Extract provided:
--------------------------------------------------

I just tested tar-1.26-3.fc16.x86_64, and it does not fix the bug. It seems as if the patch was omitted from the rpm. If I unpack the source rpm for tar-1.26-2.fc16 and the new rpm for tar-1.26-3.fc16, here is the diff: bash$ diff -qr tar* Only in tar-1.26-3.fc16.src.rpm: tar-1.26-update-with-change-directory.patch Files tar-1.26-2.fc16.src.rpm/tar.1 and tar-1.26-3.fc16.src.rpm/tar.1 differ Files tar-1.26-2.fc16.src.rpm/tar.spec and tar-1.26-3.fc16.src.rpm/tar.spec differ As you can see, there is no patch related to the file capabilities. Did somebody forget to put it in the rpm? Regards, Andy
Capability support is part of tar-1.24-xattrs.patch distribution patch, so no new patch was required. However, due to order of fchown() and xattrs restoring, capabilities were reset by fchown(), you need to update to https://admin.fedoraproject.org/updates/tar-1.26-4.fc16 - as you can see in comment #12
Ah, damned, in f16 update the relevant part of the xattr patch was not modified. Will make an update soon.
tar-1.26-5.fc16 has been submitted as an update for Fedora 16. https://admin.fedoraproject.org/updates/tar-1.26-5.fc16
tar-1.26-5.fc16 has been pushed to the Fedora 16 stable repository. If problems still persist, please make note of it in this bug report.

--------------------------------------------------

Record excerpts:
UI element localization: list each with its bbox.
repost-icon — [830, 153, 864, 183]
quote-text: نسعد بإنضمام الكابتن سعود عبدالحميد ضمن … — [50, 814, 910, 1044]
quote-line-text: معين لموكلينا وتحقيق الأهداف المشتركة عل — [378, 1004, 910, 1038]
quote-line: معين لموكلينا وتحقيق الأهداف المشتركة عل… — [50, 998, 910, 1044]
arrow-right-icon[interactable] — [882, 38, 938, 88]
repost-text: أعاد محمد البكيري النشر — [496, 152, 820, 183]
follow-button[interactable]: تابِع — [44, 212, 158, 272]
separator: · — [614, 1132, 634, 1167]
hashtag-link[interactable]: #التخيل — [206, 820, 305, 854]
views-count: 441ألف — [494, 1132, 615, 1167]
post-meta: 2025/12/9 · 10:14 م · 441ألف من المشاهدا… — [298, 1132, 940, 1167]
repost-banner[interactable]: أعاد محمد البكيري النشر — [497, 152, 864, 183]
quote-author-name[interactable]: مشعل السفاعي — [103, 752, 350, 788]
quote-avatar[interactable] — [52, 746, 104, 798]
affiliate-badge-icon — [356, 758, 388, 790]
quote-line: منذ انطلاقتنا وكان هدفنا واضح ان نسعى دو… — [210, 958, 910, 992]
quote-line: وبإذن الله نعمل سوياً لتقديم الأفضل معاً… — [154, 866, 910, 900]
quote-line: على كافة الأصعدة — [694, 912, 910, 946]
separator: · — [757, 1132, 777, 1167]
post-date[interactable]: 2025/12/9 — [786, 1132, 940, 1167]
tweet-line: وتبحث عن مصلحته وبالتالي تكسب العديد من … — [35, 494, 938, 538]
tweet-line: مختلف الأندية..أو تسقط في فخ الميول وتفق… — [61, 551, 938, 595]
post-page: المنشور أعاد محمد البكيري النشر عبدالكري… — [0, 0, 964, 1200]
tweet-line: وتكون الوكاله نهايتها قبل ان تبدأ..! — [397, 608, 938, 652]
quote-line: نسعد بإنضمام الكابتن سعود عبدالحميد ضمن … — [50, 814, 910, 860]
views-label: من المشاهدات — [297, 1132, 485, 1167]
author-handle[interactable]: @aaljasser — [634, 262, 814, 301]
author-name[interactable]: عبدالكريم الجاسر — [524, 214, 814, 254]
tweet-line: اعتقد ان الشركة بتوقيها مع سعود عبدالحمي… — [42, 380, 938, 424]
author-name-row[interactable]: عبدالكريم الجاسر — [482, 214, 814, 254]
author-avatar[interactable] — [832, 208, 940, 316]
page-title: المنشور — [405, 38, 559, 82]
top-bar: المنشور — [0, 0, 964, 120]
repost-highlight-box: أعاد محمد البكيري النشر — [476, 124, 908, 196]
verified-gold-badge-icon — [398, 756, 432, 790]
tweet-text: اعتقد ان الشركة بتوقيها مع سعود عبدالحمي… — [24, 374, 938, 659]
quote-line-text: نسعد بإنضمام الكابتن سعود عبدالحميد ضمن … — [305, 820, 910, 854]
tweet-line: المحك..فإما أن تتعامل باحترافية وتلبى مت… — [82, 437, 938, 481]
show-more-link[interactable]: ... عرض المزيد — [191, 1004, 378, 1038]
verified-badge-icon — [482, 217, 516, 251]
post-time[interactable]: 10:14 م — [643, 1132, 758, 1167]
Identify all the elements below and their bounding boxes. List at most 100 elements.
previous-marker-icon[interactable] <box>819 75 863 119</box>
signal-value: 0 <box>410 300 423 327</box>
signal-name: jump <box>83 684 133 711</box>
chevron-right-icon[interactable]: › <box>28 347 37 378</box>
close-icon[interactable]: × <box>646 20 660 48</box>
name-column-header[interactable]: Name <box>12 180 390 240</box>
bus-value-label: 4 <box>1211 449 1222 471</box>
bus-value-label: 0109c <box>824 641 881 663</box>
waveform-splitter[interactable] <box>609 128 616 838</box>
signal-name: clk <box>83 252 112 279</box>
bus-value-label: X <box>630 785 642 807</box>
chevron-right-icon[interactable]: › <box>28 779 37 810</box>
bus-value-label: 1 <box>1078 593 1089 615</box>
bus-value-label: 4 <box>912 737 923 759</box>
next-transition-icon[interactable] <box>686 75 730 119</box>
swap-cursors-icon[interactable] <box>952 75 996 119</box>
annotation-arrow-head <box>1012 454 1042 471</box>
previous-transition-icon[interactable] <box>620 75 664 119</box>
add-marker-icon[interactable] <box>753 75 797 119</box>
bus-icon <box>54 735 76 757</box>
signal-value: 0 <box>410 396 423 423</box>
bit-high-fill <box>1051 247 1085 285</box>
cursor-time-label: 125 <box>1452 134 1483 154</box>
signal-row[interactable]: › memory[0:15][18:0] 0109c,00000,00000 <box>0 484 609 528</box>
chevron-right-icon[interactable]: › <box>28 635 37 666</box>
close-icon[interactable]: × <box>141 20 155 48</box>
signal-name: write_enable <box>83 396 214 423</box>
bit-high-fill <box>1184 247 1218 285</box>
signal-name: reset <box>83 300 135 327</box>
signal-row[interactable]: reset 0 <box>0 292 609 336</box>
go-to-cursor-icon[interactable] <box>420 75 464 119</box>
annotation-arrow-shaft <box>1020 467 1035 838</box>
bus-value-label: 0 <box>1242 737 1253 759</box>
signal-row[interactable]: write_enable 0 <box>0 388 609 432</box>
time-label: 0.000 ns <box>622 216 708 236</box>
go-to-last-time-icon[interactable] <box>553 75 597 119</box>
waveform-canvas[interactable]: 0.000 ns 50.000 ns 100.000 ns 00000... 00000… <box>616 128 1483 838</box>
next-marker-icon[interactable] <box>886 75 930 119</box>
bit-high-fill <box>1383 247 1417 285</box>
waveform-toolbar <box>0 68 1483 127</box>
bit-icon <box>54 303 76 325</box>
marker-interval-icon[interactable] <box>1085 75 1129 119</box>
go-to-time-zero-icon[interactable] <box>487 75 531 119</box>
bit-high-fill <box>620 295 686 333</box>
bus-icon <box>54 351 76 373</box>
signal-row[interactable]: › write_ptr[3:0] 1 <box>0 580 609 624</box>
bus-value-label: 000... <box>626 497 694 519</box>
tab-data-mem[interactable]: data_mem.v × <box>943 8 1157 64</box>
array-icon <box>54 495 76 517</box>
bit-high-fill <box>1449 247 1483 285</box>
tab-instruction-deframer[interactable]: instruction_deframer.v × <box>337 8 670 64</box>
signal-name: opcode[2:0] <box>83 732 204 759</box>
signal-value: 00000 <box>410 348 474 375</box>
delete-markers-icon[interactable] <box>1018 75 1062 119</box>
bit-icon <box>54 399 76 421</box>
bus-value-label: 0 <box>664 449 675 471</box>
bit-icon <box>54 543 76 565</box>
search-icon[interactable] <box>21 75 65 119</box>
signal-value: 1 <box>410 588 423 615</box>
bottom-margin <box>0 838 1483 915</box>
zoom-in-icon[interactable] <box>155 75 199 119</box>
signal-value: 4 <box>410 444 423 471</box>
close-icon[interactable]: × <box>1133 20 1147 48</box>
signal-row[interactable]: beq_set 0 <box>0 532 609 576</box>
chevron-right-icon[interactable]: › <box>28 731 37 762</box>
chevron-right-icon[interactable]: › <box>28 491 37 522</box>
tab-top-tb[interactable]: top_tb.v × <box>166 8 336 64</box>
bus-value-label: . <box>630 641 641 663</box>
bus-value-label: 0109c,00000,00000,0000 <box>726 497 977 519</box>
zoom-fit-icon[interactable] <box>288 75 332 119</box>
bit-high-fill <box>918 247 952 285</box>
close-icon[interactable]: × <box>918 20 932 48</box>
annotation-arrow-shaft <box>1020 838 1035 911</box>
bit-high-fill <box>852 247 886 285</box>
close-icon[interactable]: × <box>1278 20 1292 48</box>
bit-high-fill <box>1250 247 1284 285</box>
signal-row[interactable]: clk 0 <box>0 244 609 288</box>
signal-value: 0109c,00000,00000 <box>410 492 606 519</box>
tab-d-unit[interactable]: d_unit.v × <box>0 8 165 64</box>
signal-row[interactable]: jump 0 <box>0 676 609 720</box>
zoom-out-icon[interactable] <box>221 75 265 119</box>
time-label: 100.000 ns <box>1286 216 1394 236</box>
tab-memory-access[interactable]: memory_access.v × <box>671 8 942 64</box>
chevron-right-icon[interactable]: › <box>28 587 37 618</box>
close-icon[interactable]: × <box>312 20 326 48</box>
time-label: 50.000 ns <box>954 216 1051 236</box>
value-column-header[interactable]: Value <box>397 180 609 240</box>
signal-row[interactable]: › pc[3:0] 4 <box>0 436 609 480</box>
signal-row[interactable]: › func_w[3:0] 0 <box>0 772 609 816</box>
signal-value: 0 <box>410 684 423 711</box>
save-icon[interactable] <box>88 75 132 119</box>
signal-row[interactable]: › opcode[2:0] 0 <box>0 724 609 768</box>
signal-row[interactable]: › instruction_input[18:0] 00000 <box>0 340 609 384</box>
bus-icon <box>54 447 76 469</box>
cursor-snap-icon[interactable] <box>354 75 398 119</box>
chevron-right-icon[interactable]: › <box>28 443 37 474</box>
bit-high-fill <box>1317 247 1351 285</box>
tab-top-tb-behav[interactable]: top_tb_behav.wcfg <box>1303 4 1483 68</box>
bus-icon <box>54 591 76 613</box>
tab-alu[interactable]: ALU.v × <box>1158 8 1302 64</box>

--------------------------------------------------

Problem 1:
Answer these questions using the tar bug thread:
(a) Which tar build did Andy test and find did not fix the bug?
(b) Which distribution patch contains the capability support?
(c) Into which repository was tar-1.26-5.fc16 pushed?
Problem 2:
Rewrite the tar bug thread from "tar-1.26-5.fc16 has been submitted" up to and including "this bug report.", swapping "submitted" for "proposed".

Task answer 1:
(a) tar-1.26-3.fc16.x86_64
(b) tar-1.24-xattrs.patch
(c) The Fedora 16 stable repository

Task answer 2:
tar-1.26-5.fc16 has been proposed as an update for Fedora 16. https://admin.fedoraproject.org/updates/tar-1.26-5.fc16
tar-1.26-5.fc16 has been pushed to the Fedora 16 stable repository. If problems still persist, please make note of it in this bug report.